(Data items)
□ □ □

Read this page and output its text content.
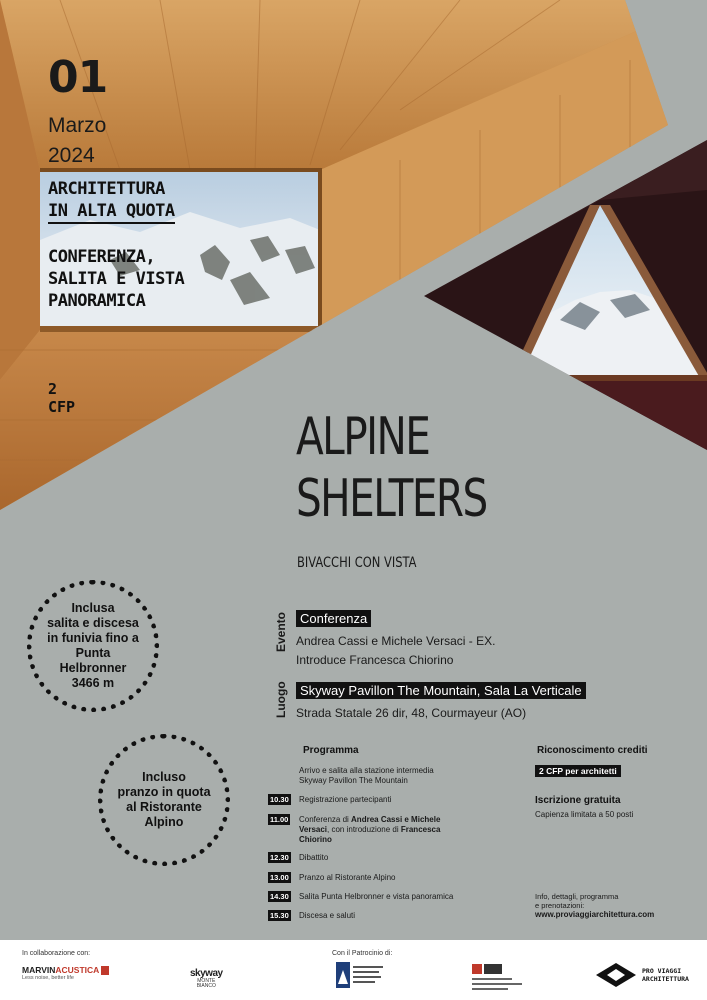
01
Marzo
2024
ARCHITETTURA
IN ALTA QUOTA
CONFERENZA,
SALITA E VISTA
PANORAMICA
2
CFP	ALPINE
SHELTERS
BIVACCHI CON VISTA
Evento Conferenza
Andrea Cassi e Michele Versaci - EX.
Introduce Francesca Chiorino
Luogo Skyway Pavillon The Mountain, Sala La Verticale
Strada Statale 26 dir, 48, Courmayeur (AO)
Inclusa
salita e discesa
in funivia fino a
Punta
Helbronner
3466 m
Incluso
pranzo in quota
al Ristorante
Alpino
Programma
Arrivo e salita alla stazione intermedia
Skyway Pavillon The Mountain
10.30 Registrazione partecipanti
11.00 Conferenza di Andrea Cassi e Michele
Versaci, con introduzione di Francesca
Chiorino
12.30 Dibattito
13.00 Pranzo al Ristorante Alpino
14.30 Salita Punta Helbronner e vista panoramica
15.30 Discesa e saluti
Riconoscimento crediti
2 CFP per architetti
Iscrizione gratuita
Capienza limitata a 50 posti
Info, dettagli, programma
e prenotazioni:
www.proviaggiarchitettura.com
In collaborazione con:	Con il Patrocinio di:
MARVINACUSTICA
Less noise, better life	skyway
MONTE
BIANCO
PRO VIAGGI
ARCHITETTURA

□ □ □

- **EXERCISE INSTRUCTIONS**: From the entries above, copy each line holding "Pavillon".

- **RESULT**:
Luogo Skyway Pavillon The Mountain, Sala La Verticale
Skyway Pavillon The Mountain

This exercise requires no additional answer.